## [WHAT TO WORK ON]
Could you resume the essay on tariffs below, writing on from its last sentence in the same voice?

A Declaration of Economic Warfare


As one would expect, the primary economic discussion of 2025 at the moment is tariffs. This is an important discussion. Tariffs have the potential to disrupt economics and result in a range of outcomes (many of which can be unintended).


A tariff is nothing more than a tax on imported goods, which could be raw materials, luxury finished goods, or anything in between. It is a declaration of economic war on another country. The most frequent intent of tariffs is to provide for protectionism, and the result is a disruption of an orderly flow of goods.


The last large occurrence of tariffs occurred with the Smoot-Hawley Act(3) in 1930 as a method of protectionism during the Great Depression. It is important to remember that at the time this was a failed tool.


Are There Any Tariff Winners?


There are no winners with tariffs. Initially, government tax revenues increase from tariffs, but ultimately government tax coffers become emptier because consumer spending budgets deplete more quickly - consumers have less discretionary income to spend as higher prices stress their cash flow. Businesses have lower revenues/profits from slowing consumer demand. And, of course, all tax revenue flows from businesses and consumers - a result of economic activity. Hence, tariffs result in less tax revenue long-term.

## [DATASET ENTRIES]
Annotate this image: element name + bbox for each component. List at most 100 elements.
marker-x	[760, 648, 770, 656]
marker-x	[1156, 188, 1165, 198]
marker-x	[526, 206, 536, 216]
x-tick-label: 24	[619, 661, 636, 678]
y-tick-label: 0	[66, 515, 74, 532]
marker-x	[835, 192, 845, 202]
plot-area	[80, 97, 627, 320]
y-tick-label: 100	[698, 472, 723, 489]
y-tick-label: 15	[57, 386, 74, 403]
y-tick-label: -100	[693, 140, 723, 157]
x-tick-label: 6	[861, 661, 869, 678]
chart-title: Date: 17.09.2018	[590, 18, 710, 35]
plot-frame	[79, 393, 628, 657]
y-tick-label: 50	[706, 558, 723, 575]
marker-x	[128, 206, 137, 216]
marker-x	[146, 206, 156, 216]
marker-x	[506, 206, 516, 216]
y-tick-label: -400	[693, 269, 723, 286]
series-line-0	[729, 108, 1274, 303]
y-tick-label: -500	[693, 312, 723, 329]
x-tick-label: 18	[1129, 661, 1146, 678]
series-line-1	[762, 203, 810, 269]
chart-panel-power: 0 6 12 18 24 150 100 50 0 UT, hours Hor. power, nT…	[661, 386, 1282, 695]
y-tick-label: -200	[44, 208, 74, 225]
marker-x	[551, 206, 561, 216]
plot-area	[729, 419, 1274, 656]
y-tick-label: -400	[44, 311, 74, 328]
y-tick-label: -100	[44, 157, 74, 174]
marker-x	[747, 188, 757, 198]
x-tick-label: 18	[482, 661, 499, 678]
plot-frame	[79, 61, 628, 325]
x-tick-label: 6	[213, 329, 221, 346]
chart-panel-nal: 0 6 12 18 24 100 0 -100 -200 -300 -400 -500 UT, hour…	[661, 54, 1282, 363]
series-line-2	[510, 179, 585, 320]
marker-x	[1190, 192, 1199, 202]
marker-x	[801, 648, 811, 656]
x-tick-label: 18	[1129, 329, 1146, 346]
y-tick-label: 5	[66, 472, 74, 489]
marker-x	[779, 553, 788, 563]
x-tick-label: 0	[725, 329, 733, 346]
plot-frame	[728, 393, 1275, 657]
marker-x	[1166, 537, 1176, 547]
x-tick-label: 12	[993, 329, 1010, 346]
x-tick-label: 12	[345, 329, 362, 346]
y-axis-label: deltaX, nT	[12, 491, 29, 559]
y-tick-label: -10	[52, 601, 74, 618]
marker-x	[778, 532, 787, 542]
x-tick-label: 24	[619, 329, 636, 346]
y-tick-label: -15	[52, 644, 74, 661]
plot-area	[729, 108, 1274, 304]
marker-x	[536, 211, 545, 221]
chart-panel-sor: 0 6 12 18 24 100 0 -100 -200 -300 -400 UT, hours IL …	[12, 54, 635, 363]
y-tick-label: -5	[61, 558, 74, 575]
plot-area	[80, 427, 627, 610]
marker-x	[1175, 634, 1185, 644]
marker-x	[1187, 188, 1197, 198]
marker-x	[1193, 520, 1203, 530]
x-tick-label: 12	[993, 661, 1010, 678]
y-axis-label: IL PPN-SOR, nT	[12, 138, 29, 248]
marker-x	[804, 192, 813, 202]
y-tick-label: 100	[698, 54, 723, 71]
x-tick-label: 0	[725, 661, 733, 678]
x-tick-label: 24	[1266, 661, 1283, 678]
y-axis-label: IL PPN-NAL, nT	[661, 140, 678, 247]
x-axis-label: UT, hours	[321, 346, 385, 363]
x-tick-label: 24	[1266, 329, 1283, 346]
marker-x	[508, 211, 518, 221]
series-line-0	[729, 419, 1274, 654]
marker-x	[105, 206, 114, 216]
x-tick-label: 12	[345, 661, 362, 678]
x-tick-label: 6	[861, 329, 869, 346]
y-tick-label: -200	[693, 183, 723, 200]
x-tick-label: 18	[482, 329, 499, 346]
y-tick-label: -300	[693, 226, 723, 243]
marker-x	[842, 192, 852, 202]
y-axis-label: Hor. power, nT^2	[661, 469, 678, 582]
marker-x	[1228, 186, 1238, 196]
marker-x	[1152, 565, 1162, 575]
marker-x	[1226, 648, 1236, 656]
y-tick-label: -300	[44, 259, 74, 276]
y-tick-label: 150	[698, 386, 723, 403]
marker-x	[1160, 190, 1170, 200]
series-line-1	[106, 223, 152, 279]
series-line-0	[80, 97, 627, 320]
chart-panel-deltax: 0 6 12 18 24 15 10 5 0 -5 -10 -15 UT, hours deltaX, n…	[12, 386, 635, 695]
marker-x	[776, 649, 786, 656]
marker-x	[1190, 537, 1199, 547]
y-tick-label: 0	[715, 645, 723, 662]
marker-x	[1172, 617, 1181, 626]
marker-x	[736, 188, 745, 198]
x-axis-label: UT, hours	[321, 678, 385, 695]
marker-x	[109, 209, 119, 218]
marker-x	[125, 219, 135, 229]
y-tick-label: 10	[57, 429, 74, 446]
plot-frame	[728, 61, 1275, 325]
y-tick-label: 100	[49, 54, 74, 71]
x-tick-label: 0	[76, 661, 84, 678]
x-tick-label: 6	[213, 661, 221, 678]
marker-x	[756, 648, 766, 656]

## [TASK RESPONSE]
Why is International Trade Important?


Businesses are generally savvy in terms of where they source their products. They look for the cheapest cost, the best quality, the most efficient manufacturing methods. Very often this results in international implementation of company resources. Consumers benefit from this by getting higher quality products at lower prices. Businesses can operate more productively and profitably. A win/win.


Who Ultimately Pays Tariffs?


Perhaps the biggest misconception is who pays a tariff tax. Contrary to what many believe, the foreign country does not pay the tax. It is the importer who pays the tax, which means American corporations bear the burden of the tariffs, at least initially.(5) Ultimately, consumers pay this cost. Items cost more and are often then produced by less efficient, more costly providers in the home country. Items are imported for a reason - better price, better quality, better use of resources.


It is important to remember that ultimately tariffs reduce consumer cash flow and net worth.


As currently configured, it's clear that proposed and implemented tariffs in 2025 may be the biggest consumer tax increase in history. Not directly paid on a 1040, but rather through household cash flow.


Aren't Tariffs a Noble Effort to Domesticate the Economy?


Companies implement their operations where they can best benefit discriminating consumers. They know that consumers are selective and have other competing alternatives. Tariffs that force companies to more costly, less efficient geography are not a win for consumers or businesses.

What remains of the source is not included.